**TASK GOAL:** Transcribe everything in the data word for word. Pictures are left out.

****************************************

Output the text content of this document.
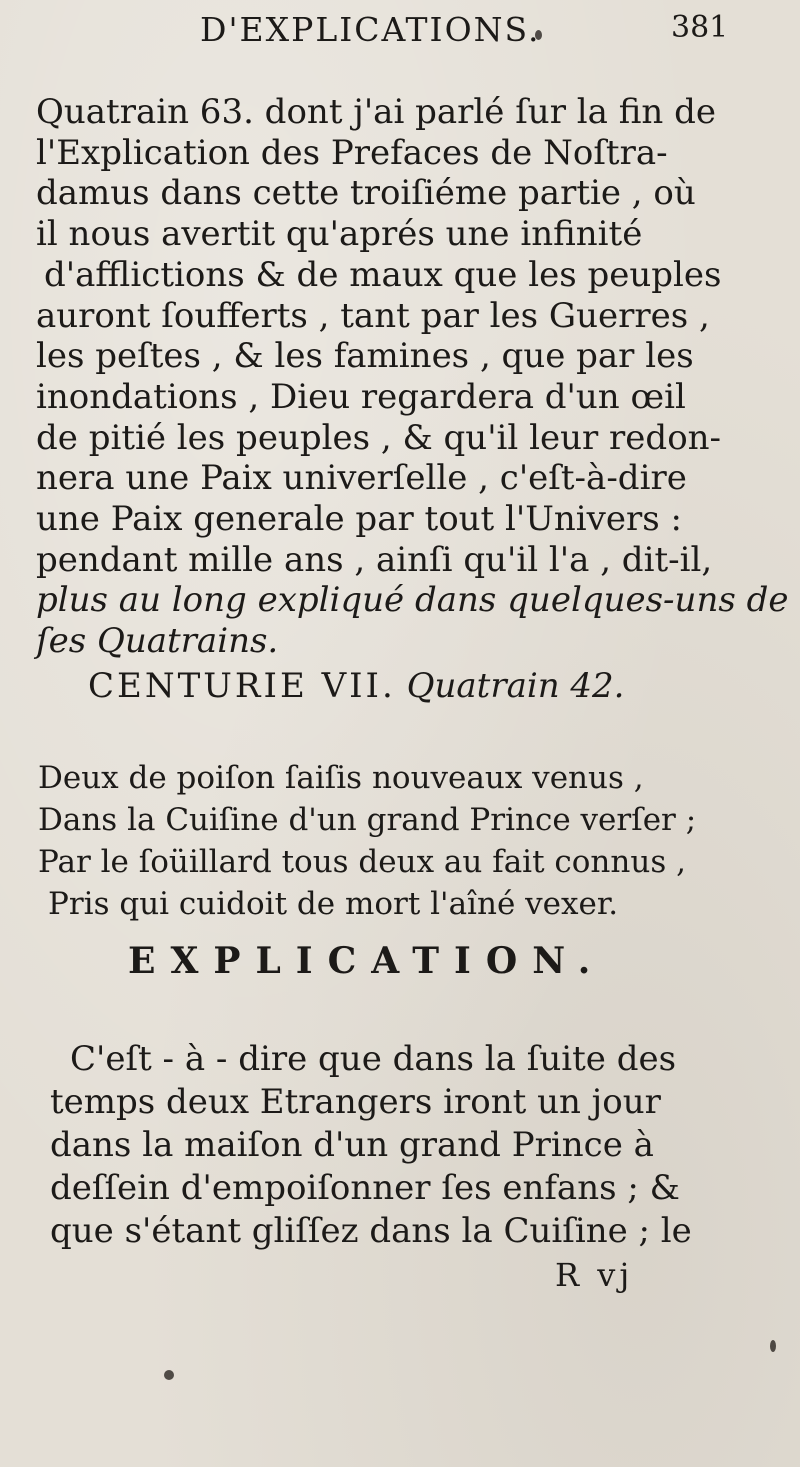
D'EXPLICATIONS.	381
Quatrain 63. dont j'ai parlé ſur la fin de
l'Explication des Prefaces de Noſtra-
damus dans cette troiſiéme partie , où
il nous avertit qu'aprés une infinité
d'afflictions & de maux que les peuples
auront ſoufferts , tant par les Guerres ,
les peſtes , & les famines , que par les
inondations , Dieu regardera d'un œil
de pitié les peuples , & qu'il leur redon-
nera une Paix univerſelle , c'eſt-à-dire
une Paix generale par tout l'Univers :
pendant mille ans , ainſi qu'il l'a , dit-il,
plus au long expliqué dans quelques-uns de
ſes Quatrains.
CENTURIE VII. Quatrain 42.
Deux de poiſon ſaiſis nouveaux venus ,
Dans la Cuiſine d'un grand Prince verſer ;
Par le ſoüillard tous deux au fait connus ,
Pris qui cuidoit de mort l'aîné vexer.
EXPLICATION.
C'eſt - à - dire que dans la ſuite des
temps deux Etrangers iront un jour
dans la maiſon d'un grand Prince à
deſſein d'empoiſonner ſes enfans ; &
que s'étant gliſſez dans la Cuiſine ; le
R vj
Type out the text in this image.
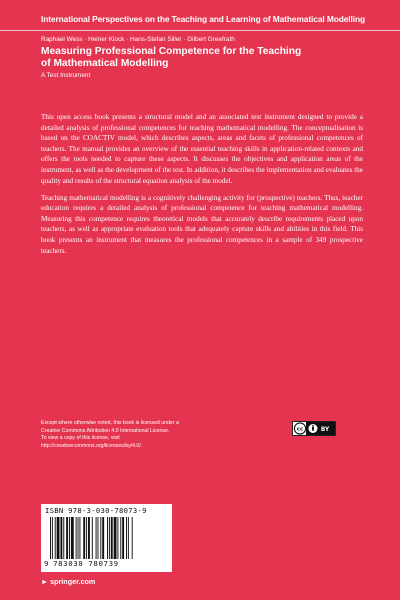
International Perspectives on the Teaching and Learning of Mathematical Modelling
Raphael Wess · Heiner Klock · Hans-Stefan Siller · Gilbert Greefrath
Measuring Professional Competence for the Teaching
of Mathematical Modelling
A Test Instrument

This open access book presents a structural model and an associated test instrument designed to provide a detailed analysis of professional competences for teaching mathematical modelling. The conceptualisation is based on the COACTIV model, which describes aspects, areas and facets of professional competences of teachers. The manual provides an overview of the essential teaching skills in application-related contexts and offers the tools needed to capture these aspects. It discusses the objectives and application areas of the instrument, as well as the development of the test. In addition, it describes the implementation and evaluates the quality and results of the structural equation analysis of the model.

Teaching mathematical modelling is a cognitively challenging activity for (prospective) teachers. Thus, teacher education requires a detailed analysis of professional competence for teaching mathematical modelling. Measuring this competence requires theoretical models that accurately describe requirements placed upon teachers, as well as appropriate evaluation tools that adequately capture skills and abilities in this field. This book presents an instrument that measures the professional competences in a sample of 349 prospective teachers.

Except where otherwise noted, this book is licensed under a
Creative Commons Attribution 4.0 International License.
To view a copy of this license, visit
http://creativecommons.org/licenses/by/4.0/.
cc	BY
ISBN 978-3-030-78073-9
9 783030 780739
► springer.com
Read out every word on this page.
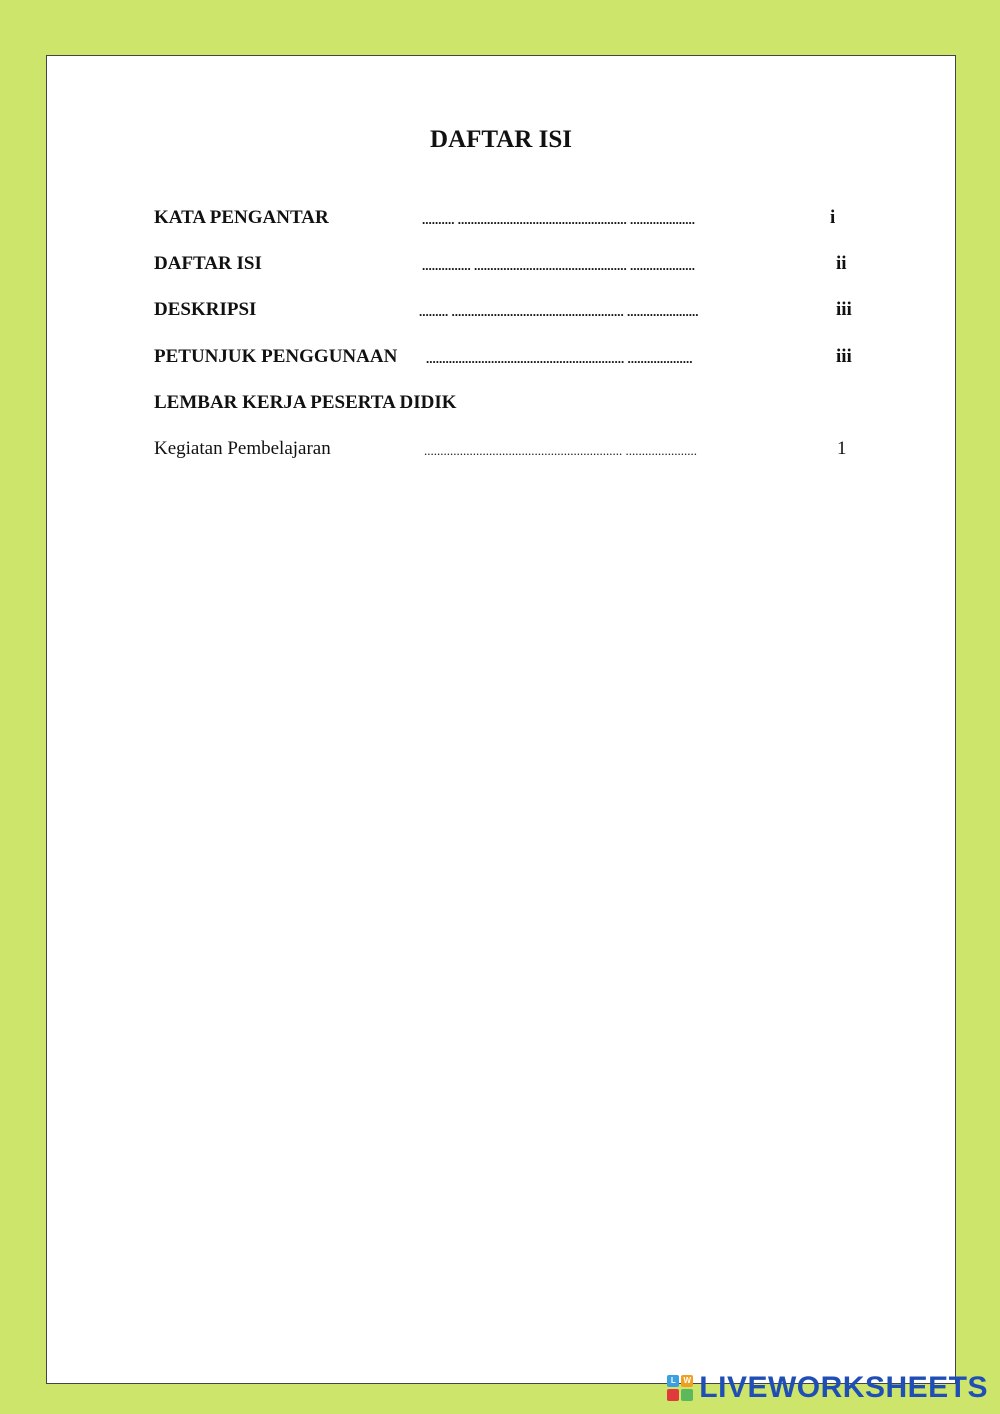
DAFTAR ISI
KATA PENGANTAR	.......... .................................................... ....................	i
DAFTAR ISI	............... ............................................... ....................	ii
DESKRIPSI	......... ..................................................... ......................	iii
PETUNJUK PENGGUNAAN ............................................................. ....................	iii
LEMBAR KERJA PESERTA DIDIK
Kegiatan Pembelajaran	............................................................. ......................	1
L W LIVEWORKSHEETS
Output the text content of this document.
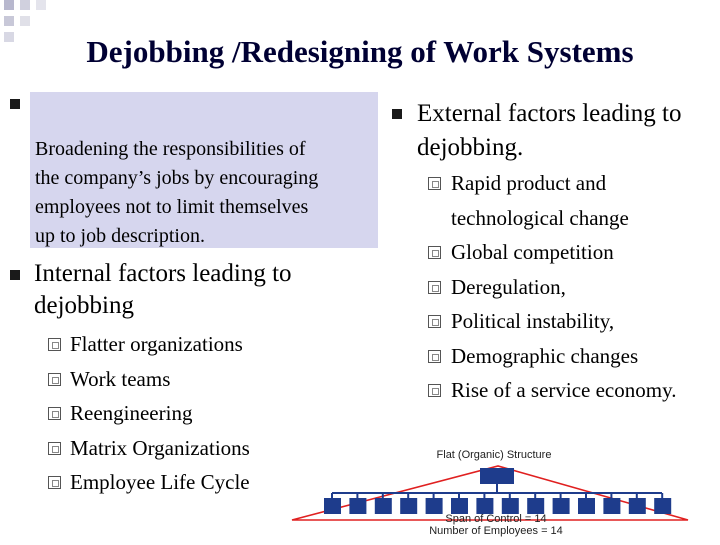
Dejobbing /Redesigning of Work Systems
Broadening the responsibilities of
the company’s jobs by encouraging
employees not to limit themselves
up to job description.
Internal factors leading to
dejobbing
Flatter organizations
Work teams
Reengineering
Matrix Organizations
Employee Life Cycle
External factors leading to
dejobbing.
Rapid product and
technological change
Global competition
Deregulation,
Political instability,
Demographic changes
Rise of a service economy.
Flat (Organic) Structure
Span of Control = 14
Number of Employees = 14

****************************************

**WRITTEN REPLY:**
Output the text content of this document.
D'EXPLICATIONS.	381
Quatrain 63. dont j'ai parlé ſur la fin de
l'Explication des Prefaces de Noſtra-
damus dans cette troiſiéme partie , où
il nous avertit qu'aprés une infinité
d'afflictions & de maux que les peuples
auront ſoufferts , tant par les Guerres ,
les peſtes , & les famines , que par les
inondations , Dieu regardera d'un œil
de pitié les peuples , & qu'il leur redon-
nera une Paix univerſelle , c'eſt-à-dire
une Paix generale par tout l'Univers :
pendant mille ans , ainſi qu'il l'a , dit-il,
plus au long expliqué dans quelques-uns de
ſes Quatrains.
CENTURIE VII. Quatrain 42.
Deux de poiſon ſaiſis nouveaux venus ,
Dans la Cuiſine d'un grand Prince verſer ;
Par le ſoüillard tous deux au fait connus ,
Pris qui cuidoit de mort l'aîné vexer.
EXPLICATION.
C'eſt - à - dire que dans la ſuite des
temps deux Etrangers iront un jour
dans la maiſon d'un grand Prince à
deſſein d'empoiſonner ſes enfans ; &
que s'étant gliſſez dans la Cuiſine ; le
R vj
Type out the text in this image.
International Perspectives on the Teaching and Learning of Mathematical Modelling
Raphael Wess · Heiner Klock · Hans-Stefan Siller · Gilbert Greefrath
Measuring Professional Competence for the Teaching
of Mathematical Modelling
A Test Instrument

This open access book presents a structural model and an associated test instrument designed to provide a detailed analysis of professional competences for teaching mathematical modelling. The conceptualisation is based on the COACTIV model, which describes aspects, areas and facets of professional competences of teachers. The manual provides an overview of the essential teaching skills in application-related contexts and offers the tools needed to capture these aspects. It discusses the objectives and application areas of the instrument, as well as the development of the test. In addition, it describes the implementation and evaluates the quality and results of the structural equation analysis of the model.

Teaching mathematical modelling is a cognitively challenging activity for (prospective) teachers. Thus, teacher education requires a detailed analysis of professional competence for teaching mathematical modelling. Measuring this competence requires theoretical models that accurately describe requirements placed upon teachers, as well as appropriate evaluation tools that adequately capture skills and abilities in this field. This book presents an instrument that measures the professional competences in a sample of 349 prospective teachers.

Except where otherwise noted, this book is licensed under a
Creative Commons Attribution 4.0 International License.
To view a copy of this license, visit
http://creativecommons.org/licenses/by/4.0/.
cc	BY
ISBN 978-3-030-78073-9
9 783030 780739
► springer.com
Read out every word on this page.
DAFTAR ISI
KATA PENGANTAR	.......... .................................................... ....................	i
DAFTAR ISI	............... ............................................... ....................	ii
DESKRIPSI	......... ..................................................... ......................	iii
PETUNJUK PENGGUNAAN ............................................................. ....................	iii
LEMBAR KERJA PESERTA DIDIK
Kegiatan Pembelajaran	............................................................. ......................	1
L W LIVEWORKSHEETS
Output the text content of this document.
Dejobbing /Redesigning of Work Systems
Broadening the responsibilities of
the company’s jobs by encouraging
employees not to limit themselves
up to job description.
Internal factors leading to
dejobbing
Flatter organizations
Work teams
Reengineering
Matrix Organizations
Employee Life Cycle
External factors leading to
dejobbing.
Rapid product and
technological change
Global competition
Deregulation,
Political instability,
Demographic changes
Rise of a service economy.
Flat (Organic) Structure
Span of Control = 14
Number of Employees = 14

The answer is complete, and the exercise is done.